═════ Extract ═════
U.S. patent number 5,771,851 [Application Number 08/902,454] was granted by the patent office on 1998-06-30 for variably tuned helmholtz resonator with linear response controller.
This patent grant is currently assigned to Siemens Electric Limited. Invention is credited to Ian R. McLean.
United States Patent |
5,771,851 |
McLean |
June 30, 1998 |
Variably tuned Helmholtz resonator with linear response
controller
Abstract
A variably tuned Helmholtz resonator which has a connection
establishing fluid communication between fixed volume chamber and a
duct of an induction system for an internal combustion engine. The
tubular connection has a special configuration which affects
changes in open area and length of the tubular connection so as to
create a linear relationship between the resonant frequency and the
angular position of the tuning plate. The tuning plate is
positioned correspondingly to engine speed to provide noise
attenuation over a wide range of engine speeds.
Inventors: |
McLean; Ian R. (Chatham,
CA) |
Assignee: |
Siemens Electric Limited
(Ontario, CA)
|
Family
ID: |
25415885 |
Appl.
No.: |
08/902,454 |
Filed: |
July 29, 1997 |
Current U.S.
Class: |
123/184.57 |
Current CPC
Class: |
F02M
35/1261 (20130101); F02M 35/1222 (20130101) |
Current International
Class: |
F02M
35/12 (20060101); F02B 27/02 (20060101); F02M
035/10 () |
Field of
Search: |
;123/184.53,184.57,184.61,184.56 |
References Cited
[Referenced By]
U.S. Patent Documents
Foreign Patent Documents
Primary Examiner: Okonsky; David A.
═════ Provided information ═════
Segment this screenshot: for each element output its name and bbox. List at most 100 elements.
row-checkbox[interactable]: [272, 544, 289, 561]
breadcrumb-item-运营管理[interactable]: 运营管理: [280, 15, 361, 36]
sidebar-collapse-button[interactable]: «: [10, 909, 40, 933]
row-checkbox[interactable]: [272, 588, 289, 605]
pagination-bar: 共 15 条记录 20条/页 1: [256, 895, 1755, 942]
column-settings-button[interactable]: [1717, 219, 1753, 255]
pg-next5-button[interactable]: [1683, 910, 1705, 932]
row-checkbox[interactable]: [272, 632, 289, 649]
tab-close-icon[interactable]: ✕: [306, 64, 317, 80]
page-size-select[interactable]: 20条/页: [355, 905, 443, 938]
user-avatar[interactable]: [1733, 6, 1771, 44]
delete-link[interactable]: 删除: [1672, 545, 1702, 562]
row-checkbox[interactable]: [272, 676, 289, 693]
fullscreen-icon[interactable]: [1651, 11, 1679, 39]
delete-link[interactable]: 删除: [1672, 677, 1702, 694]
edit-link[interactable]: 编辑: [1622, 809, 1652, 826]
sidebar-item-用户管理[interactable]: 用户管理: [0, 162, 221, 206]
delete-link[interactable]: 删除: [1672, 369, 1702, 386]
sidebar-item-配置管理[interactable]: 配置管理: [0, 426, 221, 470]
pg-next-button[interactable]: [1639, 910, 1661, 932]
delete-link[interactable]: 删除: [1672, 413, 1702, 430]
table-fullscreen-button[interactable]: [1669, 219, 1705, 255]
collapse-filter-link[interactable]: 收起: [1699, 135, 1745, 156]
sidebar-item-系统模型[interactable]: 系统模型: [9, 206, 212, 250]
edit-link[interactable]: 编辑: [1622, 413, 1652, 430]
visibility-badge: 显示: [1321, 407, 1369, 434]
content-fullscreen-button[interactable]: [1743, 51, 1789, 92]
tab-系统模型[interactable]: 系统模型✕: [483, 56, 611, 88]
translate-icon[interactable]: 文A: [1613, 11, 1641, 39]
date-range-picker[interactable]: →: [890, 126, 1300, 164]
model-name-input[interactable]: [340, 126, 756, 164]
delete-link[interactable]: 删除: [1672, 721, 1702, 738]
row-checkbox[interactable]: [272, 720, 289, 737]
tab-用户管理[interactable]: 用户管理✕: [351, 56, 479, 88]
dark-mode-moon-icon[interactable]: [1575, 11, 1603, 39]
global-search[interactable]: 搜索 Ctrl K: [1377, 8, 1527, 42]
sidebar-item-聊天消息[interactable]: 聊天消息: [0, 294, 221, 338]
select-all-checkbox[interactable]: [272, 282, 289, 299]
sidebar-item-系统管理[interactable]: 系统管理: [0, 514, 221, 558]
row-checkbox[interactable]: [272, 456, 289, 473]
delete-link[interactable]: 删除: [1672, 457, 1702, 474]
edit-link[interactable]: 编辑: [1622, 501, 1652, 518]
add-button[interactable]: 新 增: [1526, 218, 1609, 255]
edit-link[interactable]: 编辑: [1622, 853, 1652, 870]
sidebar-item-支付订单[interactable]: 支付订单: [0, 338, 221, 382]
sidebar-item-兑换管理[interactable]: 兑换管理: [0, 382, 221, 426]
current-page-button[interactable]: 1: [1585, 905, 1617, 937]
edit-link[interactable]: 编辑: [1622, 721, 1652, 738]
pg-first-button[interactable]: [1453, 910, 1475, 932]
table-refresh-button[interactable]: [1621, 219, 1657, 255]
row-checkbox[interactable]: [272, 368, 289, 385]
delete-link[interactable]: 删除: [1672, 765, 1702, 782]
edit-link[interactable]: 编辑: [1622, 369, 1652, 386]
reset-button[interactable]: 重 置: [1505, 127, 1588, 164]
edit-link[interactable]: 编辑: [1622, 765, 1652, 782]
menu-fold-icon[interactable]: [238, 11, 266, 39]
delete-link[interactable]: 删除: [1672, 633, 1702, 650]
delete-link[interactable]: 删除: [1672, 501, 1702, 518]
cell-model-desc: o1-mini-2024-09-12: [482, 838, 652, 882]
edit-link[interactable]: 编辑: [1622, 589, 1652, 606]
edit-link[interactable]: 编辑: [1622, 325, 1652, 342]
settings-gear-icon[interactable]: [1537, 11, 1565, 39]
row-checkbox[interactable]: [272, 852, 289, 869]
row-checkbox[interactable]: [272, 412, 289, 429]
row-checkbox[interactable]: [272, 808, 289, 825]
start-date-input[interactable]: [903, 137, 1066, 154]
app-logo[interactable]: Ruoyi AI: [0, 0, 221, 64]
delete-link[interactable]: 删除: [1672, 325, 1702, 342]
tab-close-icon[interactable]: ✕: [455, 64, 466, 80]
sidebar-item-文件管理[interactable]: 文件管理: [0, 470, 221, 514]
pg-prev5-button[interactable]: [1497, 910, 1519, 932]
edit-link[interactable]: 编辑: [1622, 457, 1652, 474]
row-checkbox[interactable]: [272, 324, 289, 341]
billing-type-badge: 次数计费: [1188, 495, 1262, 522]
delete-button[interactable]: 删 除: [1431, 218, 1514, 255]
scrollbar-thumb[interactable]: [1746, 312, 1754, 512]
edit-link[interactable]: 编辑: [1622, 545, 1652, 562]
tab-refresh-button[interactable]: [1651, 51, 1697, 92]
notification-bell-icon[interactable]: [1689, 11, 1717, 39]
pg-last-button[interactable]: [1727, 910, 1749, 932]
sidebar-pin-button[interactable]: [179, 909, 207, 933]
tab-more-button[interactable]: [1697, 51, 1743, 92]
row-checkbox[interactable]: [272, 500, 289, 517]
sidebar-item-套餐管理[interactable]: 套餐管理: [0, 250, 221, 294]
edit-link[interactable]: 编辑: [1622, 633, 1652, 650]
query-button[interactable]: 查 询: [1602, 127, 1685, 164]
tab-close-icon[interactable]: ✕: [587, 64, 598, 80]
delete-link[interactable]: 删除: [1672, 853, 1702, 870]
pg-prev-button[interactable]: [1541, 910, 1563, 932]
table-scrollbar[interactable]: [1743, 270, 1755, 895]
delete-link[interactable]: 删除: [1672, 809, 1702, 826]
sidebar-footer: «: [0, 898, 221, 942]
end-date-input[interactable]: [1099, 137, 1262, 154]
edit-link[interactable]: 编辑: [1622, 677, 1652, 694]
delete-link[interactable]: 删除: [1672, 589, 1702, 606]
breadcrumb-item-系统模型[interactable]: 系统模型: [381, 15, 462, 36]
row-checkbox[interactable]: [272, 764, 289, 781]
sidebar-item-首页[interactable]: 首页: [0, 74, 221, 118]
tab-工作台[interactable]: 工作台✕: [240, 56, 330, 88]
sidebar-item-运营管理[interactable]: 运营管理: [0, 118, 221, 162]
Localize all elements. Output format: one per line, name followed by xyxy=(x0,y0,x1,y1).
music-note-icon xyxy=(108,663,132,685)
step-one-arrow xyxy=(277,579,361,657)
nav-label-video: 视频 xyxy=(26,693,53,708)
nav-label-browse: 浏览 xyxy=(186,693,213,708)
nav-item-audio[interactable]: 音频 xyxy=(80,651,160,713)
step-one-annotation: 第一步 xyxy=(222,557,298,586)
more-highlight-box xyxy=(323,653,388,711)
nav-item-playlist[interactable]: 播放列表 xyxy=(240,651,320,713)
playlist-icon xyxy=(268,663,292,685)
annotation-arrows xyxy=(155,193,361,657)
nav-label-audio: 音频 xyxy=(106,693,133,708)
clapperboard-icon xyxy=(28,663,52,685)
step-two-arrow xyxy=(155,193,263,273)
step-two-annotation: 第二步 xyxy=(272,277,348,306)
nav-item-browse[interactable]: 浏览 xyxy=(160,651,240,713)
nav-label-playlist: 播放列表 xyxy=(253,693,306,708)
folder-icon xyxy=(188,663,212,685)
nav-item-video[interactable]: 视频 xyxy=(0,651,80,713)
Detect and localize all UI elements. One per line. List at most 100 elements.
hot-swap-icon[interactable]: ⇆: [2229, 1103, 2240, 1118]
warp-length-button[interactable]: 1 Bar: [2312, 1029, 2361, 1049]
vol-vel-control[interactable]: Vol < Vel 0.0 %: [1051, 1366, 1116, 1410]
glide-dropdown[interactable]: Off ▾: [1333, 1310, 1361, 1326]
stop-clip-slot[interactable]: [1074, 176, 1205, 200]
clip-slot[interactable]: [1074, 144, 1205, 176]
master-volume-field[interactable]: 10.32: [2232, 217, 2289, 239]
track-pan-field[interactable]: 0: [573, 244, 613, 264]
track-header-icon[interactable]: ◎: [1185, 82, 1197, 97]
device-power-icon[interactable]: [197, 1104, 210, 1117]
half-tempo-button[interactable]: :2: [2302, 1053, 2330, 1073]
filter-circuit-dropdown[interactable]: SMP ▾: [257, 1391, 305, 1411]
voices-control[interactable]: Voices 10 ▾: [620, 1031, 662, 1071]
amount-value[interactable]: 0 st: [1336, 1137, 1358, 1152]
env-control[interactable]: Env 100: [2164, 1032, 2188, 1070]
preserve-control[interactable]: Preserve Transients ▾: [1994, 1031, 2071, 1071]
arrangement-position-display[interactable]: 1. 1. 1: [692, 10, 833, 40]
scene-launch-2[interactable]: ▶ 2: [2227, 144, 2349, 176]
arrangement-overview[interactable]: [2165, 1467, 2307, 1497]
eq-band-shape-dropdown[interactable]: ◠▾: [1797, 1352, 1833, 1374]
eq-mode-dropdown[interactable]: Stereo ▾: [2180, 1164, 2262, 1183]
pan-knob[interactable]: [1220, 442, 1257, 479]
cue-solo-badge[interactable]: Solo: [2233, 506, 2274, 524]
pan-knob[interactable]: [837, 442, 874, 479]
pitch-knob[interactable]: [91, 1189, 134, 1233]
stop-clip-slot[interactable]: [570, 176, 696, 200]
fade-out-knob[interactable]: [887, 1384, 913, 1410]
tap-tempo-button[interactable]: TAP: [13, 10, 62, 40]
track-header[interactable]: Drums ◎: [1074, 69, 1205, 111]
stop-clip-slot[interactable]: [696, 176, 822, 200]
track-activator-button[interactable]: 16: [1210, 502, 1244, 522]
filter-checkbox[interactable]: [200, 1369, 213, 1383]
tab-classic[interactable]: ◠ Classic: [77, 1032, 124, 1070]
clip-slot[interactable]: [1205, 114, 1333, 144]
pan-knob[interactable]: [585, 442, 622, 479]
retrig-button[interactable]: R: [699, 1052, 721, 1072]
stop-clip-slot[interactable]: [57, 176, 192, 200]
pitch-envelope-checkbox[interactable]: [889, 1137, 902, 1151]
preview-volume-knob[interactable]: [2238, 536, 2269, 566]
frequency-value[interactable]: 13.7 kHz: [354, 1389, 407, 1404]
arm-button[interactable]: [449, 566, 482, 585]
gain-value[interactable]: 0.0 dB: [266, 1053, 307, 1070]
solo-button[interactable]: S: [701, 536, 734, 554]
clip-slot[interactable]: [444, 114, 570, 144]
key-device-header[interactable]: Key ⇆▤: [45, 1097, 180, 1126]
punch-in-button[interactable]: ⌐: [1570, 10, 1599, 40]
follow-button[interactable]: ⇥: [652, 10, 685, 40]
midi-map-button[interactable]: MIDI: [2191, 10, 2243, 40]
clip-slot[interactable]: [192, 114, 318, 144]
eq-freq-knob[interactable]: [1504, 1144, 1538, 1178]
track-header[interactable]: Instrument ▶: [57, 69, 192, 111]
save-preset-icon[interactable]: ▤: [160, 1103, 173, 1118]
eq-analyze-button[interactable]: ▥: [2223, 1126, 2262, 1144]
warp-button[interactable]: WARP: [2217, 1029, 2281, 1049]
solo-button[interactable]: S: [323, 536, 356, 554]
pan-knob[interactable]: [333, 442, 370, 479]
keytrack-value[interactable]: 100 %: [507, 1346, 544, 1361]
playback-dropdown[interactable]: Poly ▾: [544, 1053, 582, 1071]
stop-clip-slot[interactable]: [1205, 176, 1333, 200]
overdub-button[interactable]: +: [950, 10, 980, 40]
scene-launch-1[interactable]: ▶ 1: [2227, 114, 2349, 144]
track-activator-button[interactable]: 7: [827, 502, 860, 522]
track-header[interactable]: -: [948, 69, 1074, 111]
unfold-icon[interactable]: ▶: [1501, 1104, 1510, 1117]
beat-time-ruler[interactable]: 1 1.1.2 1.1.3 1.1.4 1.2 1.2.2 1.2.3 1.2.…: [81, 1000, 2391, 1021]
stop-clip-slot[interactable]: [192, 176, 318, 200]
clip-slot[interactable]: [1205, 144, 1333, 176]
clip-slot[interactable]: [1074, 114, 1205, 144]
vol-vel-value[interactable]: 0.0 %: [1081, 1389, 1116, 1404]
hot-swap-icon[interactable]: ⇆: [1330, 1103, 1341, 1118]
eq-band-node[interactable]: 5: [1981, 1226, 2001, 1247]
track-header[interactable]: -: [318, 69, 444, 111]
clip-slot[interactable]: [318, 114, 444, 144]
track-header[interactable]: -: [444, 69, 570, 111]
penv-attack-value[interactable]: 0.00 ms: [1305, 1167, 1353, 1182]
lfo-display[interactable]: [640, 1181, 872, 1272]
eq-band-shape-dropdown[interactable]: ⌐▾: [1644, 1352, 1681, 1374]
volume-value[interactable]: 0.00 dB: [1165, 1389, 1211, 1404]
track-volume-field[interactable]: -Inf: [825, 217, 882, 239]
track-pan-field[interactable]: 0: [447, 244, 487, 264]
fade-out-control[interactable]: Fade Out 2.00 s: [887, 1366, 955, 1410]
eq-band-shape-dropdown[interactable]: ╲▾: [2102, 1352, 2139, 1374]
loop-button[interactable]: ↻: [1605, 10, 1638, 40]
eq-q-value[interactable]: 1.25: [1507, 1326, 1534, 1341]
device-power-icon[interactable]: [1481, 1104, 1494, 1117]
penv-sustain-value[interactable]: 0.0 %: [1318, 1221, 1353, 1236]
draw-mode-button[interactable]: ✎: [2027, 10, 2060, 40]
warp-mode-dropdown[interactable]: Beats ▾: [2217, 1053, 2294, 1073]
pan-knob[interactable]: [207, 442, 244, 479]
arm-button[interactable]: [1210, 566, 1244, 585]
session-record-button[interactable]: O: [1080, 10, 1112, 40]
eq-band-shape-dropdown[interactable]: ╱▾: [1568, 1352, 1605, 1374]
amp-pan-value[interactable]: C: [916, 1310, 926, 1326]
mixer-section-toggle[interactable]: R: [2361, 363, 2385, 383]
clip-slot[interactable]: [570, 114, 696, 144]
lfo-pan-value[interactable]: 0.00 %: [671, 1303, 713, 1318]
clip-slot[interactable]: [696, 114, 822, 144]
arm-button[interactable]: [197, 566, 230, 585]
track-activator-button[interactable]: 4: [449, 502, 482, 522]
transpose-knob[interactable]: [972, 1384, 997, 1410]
═════
[The tasks]
• A. Reproduce part of the patent listing word for word, starting at the words "U.S. patent number" and ending after "Ian R. McLean.".
• B. Transcribe the rows above verbatim, starting at the first row and stopping after the line that contains "row-checkbox[interactable]: [272, 588, 289, 605]".

[Per-task answers]
• A.
U.S. patent number 5,771,851 [Application Number 08/902,454] was granted by the patent office on 1998-06-30 for variably tuned helmholtz resonator with linear response controller.
This patent grant is currently assigned to Siemens Electric Limited. Invention is credited to Ian R. McLean.

• B.
Segment this screenshot: for each element output its name and bbox. List at most 100 elements.
row-checkbox[interactable]: [272, 544, 289, 561]
breadcrumb-item-运营管理[interactable]: 运营管理: [280, 15, 361, 36]
sidebar-collapse-button[interactable]: «: [10, 909, 40, 933]
row-checkbox[interactable]: [272, 588, 289, 605]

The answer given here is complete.